▶ _Recorded data_

════

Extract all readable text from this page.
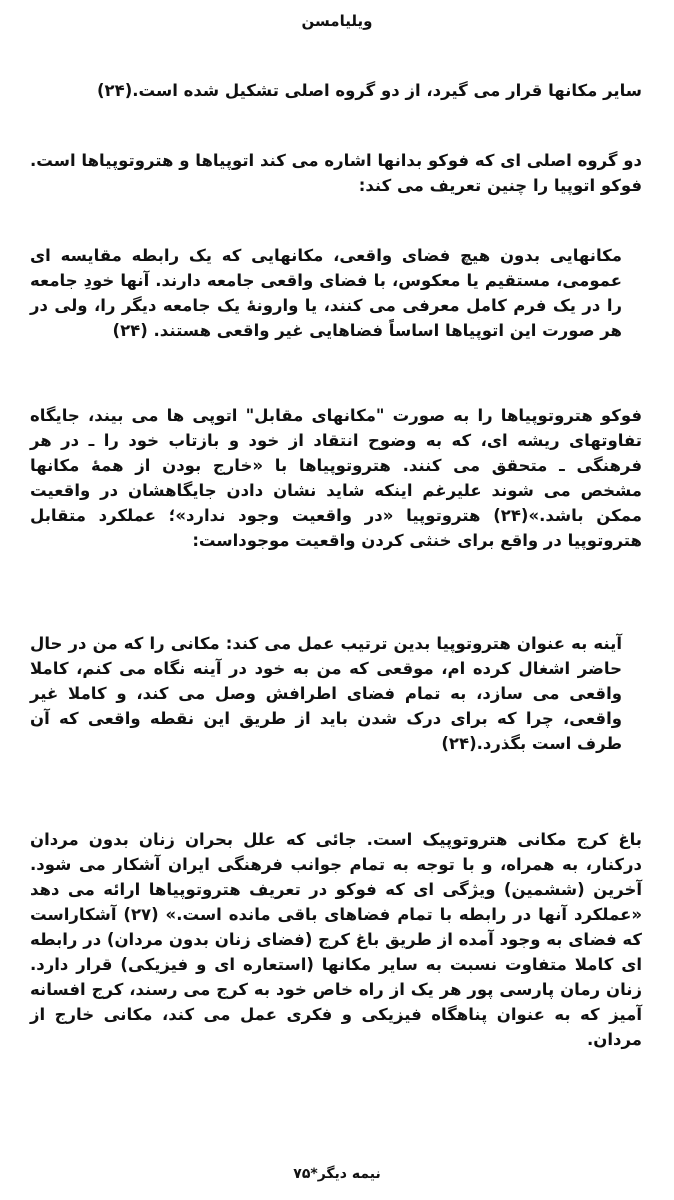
ویلیامسن

سایر مکانها قرار می گیرد، از دو گروه اصلی تشکیل شده است.(۲۴)

دو گروه اصلی ای که فوکو بدانها اشاره می کند اتوپیاها و هتروتوپیاها است. فوکو اتوپیا را چنین تعریف می کند:

مکانهایی بدون هیچ فضای واقعی، مکانهایی که یک رابطه مقایسه ای عمومی، مستقیم یا معکوس، با فضای واقعی جامعه دارند. آنها خودِ جامعه را در یک فرم کامل معرفی می کنند، یا وارونهٔ یک جامعه دیگر را، ولی در هر صورت این اتوپیاها اساساً فضاهایی غیر واقعی هستند. (۲۴)

فوکو هتروتوپیاها را به صورت "مکانهای مقابل" اتوپی ها می بیند، جایگاه تفاوتهای ریشه ای، که به وضوح انتقاد از خود و بازتاب خود را ـ در هر فرهنگی ـ متحقق می کنند. هتروتوپیاها با «خارج بودن از همهٔ مکانها مشخص می شوند علیرغم اینکه شاید نشان دادن جایگاهشان در واقعیت ممکن باشد.»(۲۴) هتروتوپیا «در واقعیت وجود ندارد»؛ عملکرد متقابل هتروتوپیا در واقع برای خنثی کردن واقعیت موجوداست:

آینه به عنوان هتروتوپیا بدین ترتیب عمل می کند: مکانی را که من در حال حاضر اشغال کرده ام، موقعی که من به خود در آینه نگاه می کنم، کاملا واقعی می سازد، به تمام فضای اطرافش وصل می کند، و کاملا غیر واقعی، چرا که برای درک شدن باید از طریق این نقطه واقعی که آن طرف است بگذرد.(۲۴)

باغ کرج مکانی هتروتوپیک است. جائی که علل بحران زنان بدون مردان درکنار، به همراه، و با توجه به تمام جوانب فرهنگی ایران آشکار می شود. آخرین (ششمین) ویژگی ای که فوکو در تعریف هتروتوپیاها ارائه می دهد «عملکرد آنها در رابطه با تمام فضاهای باقی مانده است.» (۲۷) آشکاراست که فضای به وجود آمده از طریق باغ کرج (فضای زنان بدون مردان) در رابطه ای کاملا متفاوت نسبت به سایر مکانها (استعاره ای و فیزیکی) قرار دارد. زنان رمان پارسی پور هر یک از راه خاص خود به کرج می رسند، کرج افسانه آمیز که به عنوان پناهگاه فیزیکی و فکری عمل می کند، مکانی خارج از مردان.

نیمه دیگر*۷۵
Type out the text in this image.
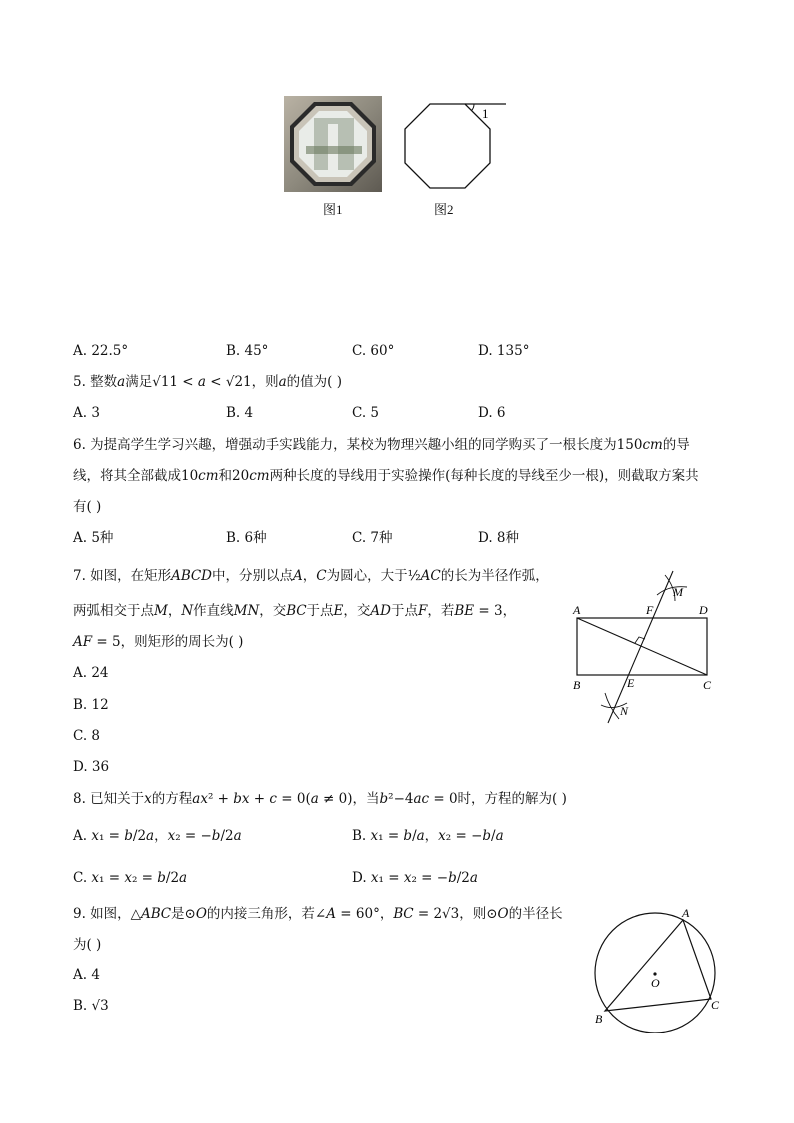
图1
1
图2
A. 22.5°	B. 45°	C. 60°	D. 135°
5. 整数𝑎满足√11 < 𝑎 < √21，则𝑎的值为( )
A. 3	B. 4	C. 5	D. 6
6. 为提高学生学习兴趣，增强动手实践能力，某校为物理兴趣小组的同学购买了一根长度为150𝑐𝑚的导
线，将其全部截成10𝑐𝑚和20𝑐𝑚两种长度的导线用于实验操作(每种长度的导线至少一根)，则截取方案共
有( )
A. 5种	B. 6种	C. 7种	D. 8种
7. 如图，在矩形𝐴𝐵𝐶𝐷中，分别以点𝐴，𝐶为圆心，大于½𝐴𝐶的长为半径作弧，
两弧相交于点𝑀，𝑁作直线𝑀𝑁，交𝐵𝐶于点𝐸，交𝐴𝐷于点𝐹，若𝐵𝐸 = 3，
𝐴𝐹 = 5，则矩形的周长为( )
A. 24
B. 12
C. 8
D. 36
A	F	D
M
B	E	C
N
8. 已知关于𝑥的方程𝑎𝑥² + 𝑏𝑥 + 𝑐 = 0(𝑎 ≠ 0)，当𝑏²−4𝑎𝑐 = 0时，方程的解为( )
A. 𝑥₁ = 𝑏/2𝑎，𝑥₂ = −𝑏/2𝑎	B. 𝑥₁ = 𝑏/𝑎，𝑥₂ = −𝑏/𝑎
C. 𝑥₁ = 𝑥₂ = 𝑏/2𝑎	D. 𝑥₁ = 𝑥₂ = −𝑏/2𝑎
9. 如图，△𝐴𝐵𝐶是⊙𝑂的内接三角形，若∠𝐴 = 60°，𝐵𝐶 = 2√3，则⊙𝑂的半径长
为( )
A. 4
B. √3
A
O
B
C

════

▶ _Objective_
Look through the listing above and count the lines where the string "دیگر" appears. Report the number only.

▶ _Answer to the task_
2